[REQUIREMENTS] Compile every line that includes the word "法务网格工程".

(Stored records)
:::
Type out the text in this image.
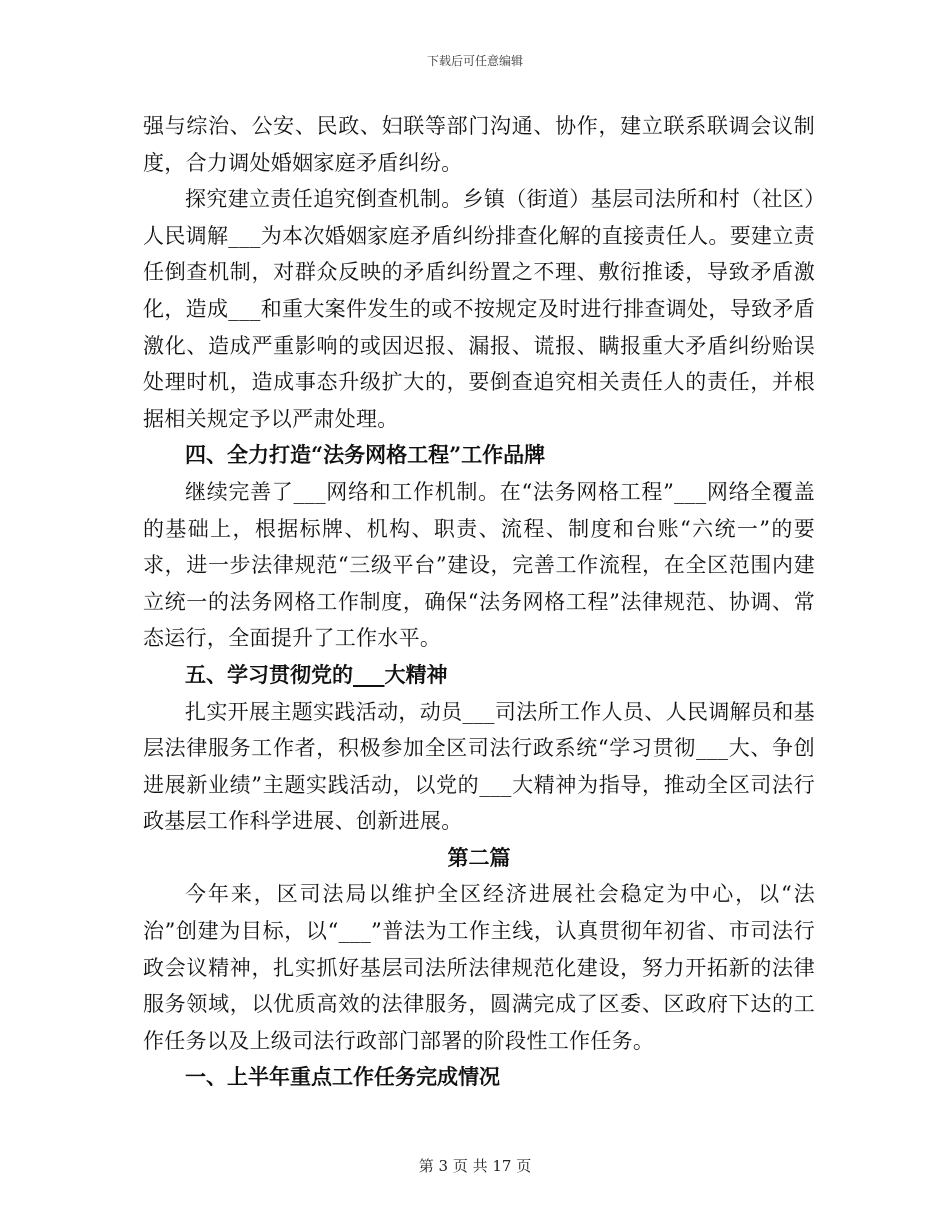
下载后可任意编辑

强与综治、公安、民政、妇联等部门沟通、协作，建立联系联调会议制度，合力调处婚姻家庭矛盾纠纷。

探究建立责任追究倒查机制。乡镇（街道）基层司法所和村（社区）人民调解___为本次婚姻家庭矛盾纠纷排查化解的直接责任人。要建立责任倒查机制，对群众反映的矛盾纠纷置之不理、敷衍推诿，导致矛盾激化，造成___和重大案件发生的或不按规定及时进行排查调处，导致矛盾激化、造成严重影响的或因迟报、漏报、谎报、瞒报重大矛盾纠纷贻误处理时机，造成事态升级扩大的，要倒查追究相关责任人的责任，并根据相关规定予以严肃处理。

四、全力打造“法务网格工程”工作品牌

继续完善了___网络和工作机制。在“法务网格工程”___网络全覆盖的基础上，根据标牌、机构、职责、流程、制度和台账“六统一”的要求，进一步法律规范“三级平台”建设，完善工作流程，在全区范围内建立统一的法务网格工作制度，确保“法务网格工程”法律规范、协调、常态运行，全面提升了工作水平。

五、学习贯彻党的___大精神

扎实开展主题实践活动，动员___司法所工作人员、人民调解员和基层法律服务工作者，积极参加全区司法行政系统“学习贯彻___大、争创进展新业绩”主题实践活动，以党的___大精神为指导，推动全区司法行政基层工作科学进展、创新进展。

第二篇

今年来，区司法局以维护全区经济进展社会稳定为中心，以“法治”创建为目标，以“___”普法为工作主线，认真贯彻年初省、市司法行政会议精神，扎实抓好基层司法所法律规范化建设，努力开拓新的法律服务领域，以优质高效的法律服务，圆满完成了区委、区政府下达的工作任务以及上级司法行政部门部署的阶段性工作任务。

一、上半年重点工作任务完成情况

第 3 页 共 17 页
:::
[IN RESPONSE]
四、全力打造“法务网格工程”工作品牌
继续完善了___网络和工作机制。在“法务网格工程”___网络全覆盖的基础上，根据标牌、机构、职责、流程、制度和台账“六统一”的要求，进一步法律规范“三级平台”建设，完善工作流程，在全区范围内建立统一的法务网格工作制度，确保“法务网格工程”法律规范、协调、常态运行，全面提升了工作水平。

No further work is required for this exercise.